-- Start of Input for this task --

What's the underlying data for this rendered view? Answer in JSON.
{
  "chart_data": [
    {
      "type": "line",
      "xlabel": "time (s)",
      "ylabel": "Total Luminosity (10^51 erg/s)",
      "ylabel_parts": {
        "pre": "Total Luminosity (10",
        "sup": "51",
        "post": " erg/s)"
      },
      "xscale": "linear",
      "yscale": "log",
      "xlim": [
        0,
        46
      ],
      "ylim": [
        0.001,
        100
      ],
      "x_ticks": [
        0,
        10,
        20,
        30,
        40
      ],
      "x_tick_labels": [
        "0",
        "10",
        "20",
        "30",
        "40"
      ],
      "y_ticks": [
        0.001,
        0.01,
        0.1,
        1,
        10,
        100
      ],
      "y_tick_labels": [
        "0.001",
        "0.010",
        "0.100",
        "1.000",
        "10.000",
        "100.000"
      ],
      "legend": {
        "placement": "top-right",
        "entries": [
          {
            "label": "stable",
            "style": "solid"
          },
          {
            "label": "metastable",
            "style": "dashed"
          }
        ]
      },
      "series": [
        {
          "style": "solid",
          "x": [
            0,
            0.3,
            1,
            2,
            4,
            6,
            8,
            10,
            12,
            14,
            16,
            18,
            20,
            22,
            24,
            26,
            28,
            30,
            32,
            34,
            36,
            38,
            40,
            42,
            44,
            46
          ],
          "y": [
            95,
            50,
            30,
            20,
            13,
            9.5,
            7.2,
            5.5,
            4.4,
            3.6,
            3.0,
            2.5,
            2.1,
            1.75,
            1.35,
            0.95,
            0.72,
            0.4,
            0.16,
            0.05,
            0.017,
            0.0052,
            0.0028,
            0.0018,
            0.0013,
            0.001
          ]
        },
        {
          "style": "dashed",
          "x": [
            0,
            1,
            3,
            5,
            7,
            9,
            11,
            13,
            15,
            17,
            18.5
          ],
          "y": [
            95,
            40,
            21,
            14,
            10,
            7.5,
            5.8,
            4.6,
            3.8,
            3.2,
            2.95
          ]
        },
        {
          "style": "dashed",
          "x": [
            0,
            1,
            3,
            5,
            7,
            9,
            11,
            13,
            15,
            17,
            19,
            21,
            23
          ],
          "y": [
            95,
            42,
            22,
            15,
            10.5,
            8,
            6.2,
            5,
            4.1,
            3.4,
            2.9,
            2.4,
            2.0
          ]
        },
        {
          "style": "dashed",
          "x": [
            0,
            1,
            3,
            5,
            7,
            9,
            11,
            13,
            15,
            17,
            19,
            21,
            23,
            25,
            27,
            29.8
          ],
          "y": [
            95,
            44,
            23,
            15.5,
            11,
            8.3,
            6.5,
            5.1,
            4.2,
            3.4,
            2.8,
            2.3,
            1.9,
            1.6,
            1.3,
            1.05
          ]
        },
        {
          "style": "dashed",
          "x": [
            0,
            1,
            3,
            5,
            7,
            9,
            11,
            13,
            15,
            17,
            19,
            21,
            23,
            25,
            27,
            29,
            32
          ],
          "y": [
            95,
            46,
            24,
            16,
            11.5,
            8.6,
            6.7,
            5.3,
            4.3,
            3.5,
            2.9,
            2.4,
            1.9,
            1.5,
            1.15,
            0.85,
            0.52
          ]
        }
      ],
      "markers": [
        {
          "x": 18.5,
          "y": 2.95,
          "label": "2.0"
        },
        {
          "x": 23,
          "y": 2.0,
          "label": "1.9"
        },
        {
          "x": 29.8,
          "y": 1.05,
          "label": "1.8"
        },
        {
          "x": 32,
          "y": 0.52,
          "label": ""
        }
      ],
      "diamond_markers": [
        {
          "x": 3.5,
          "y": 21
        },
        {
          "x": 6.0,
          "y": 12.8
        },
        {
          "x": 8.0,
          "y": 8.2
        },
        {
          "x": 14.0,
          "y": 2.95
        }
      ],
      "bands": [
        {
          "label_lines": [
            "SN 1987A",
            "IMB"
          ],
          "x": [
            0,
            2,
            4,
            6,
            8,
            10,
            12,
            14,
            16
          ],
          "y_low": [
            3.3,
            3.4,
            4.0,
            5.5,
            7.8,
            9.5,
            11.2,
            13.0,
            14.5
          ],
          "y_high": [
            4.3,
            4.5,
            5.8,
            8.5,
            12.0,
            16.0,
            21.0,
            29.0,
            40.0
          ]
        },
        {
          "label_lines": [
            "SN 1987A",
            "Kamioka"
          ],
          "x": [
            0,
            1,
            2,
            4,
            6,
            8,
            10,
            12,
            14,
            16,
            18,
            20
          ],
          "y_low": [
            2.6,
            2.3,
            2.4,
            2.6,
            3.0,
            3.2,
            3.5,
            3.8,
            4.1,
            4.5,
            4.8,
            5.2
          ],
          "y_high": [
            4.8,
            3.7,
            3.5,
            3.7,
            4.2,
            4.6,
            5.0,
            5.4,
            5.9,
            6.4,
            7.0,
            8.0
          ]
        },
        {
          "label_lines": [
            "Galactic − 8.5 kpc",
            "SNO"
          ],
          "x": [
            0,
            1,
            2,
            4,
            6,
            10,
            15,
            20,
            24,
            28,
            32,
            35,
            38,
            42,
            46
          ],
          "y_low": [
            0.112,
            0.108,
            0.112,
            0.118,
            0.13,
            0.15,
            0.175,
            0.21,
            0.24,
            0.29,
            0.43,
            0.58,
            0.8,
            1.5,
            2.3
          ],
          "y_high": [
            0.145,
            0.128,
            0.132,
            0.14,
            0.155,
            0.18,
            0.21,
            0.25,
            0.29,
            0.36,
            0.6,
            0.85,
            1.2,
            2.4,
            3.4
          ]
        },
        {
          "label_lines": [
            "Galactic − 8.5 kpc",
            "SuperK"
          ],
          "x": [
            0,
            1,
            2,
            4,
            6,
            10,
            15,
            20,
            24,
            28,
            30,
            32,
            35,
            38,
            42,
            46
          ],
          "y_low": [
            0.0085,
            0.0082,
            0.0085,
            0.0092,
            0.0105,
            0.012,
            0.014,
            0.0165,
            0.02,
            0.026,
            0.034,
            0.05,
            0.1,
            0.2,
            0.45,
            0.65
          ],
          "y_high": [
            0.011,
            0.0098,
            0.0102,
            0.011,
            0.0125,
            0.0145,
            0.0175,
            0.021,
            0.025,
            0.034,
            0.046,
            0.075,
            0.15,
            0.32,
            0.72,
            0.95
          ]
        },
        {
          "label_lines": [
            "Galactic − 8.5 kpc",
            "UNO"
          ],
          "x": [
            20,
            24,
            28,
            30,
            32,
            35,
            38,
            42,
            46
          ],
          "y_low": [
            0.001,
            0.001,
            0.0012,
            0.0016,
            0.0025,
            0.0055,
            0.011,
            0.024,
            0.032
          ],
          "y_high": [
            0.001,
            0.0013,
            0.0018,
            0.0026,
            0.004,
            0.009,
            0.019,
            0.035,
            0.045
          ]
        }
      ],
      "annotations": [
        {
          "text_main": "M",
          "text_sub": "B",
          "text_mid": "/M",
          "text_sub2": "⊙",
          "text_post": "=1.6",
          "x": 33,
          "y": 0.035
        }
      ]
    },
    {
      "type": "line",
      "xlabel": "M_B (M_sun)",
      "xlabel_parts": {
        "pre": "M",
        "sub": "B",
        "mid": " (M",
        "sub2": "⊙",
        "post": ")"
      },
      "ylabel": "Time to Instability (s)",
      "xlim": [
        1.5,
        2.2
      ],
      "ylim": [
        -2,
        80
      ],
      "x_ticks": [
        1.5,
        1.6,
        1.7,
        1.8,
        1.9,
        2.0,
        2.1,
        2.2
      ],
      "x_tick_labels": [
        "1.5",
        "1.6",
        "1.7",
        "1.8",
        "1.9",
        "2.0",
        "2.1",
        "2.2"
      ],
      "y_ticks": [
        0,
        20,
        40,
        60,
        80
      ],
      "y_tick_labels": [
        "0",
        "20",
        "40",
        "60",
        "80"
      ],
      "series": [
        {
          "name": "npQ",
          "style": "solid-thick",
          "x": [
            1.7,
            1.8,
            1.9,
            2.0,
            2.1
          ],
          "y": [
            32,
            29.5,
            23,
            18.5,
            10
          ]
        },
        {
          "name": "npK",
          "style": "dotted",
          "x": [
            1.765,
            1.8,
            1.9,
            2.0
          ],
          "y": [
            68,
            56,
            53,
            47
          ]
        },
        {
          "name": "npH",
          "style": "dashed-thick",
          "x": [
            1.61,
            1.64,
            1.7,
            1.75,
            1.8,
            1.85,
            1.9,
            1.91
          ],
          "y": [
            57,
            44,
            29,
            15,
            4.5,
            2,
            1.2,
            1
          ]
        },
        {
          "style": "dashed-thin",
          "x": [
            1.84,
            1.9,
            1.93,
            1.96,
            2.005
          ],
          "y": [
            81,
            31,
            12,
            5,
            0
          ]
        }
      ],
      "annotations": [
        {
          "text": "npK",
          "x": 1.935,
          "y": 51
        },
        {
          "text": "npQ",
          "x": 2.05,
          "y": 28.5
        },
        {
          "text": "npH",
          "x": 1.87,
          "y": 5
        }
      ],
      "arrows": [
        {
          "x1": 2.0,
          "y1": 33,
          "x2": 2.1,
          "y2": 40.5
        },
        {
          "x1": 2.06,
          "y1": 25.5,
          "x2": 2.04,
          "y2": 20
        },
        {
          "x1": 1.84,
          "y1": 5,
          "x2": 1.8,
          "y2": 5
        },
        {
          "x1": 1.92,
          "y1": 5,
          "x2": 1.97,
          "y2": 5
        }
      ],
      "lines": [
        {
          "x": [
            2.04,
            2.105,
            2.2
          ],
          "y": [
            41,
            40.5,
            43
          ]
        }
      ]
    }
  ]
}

-- End of Input for this task --

*Work required:* Copy every line in the entries above that has the string "style" in it.

*Response to the task:*
            "style": "solid"
            "style": "dashed"
          "style": "solid",
          "style": "dashed",
          "style": "dashed",
          "style": "dashed",
          "style": "dashed",
          "style": "solid-thick",
          "style": "dotted",
          "style": "dashed-thick",
          "style": "dashed-thin",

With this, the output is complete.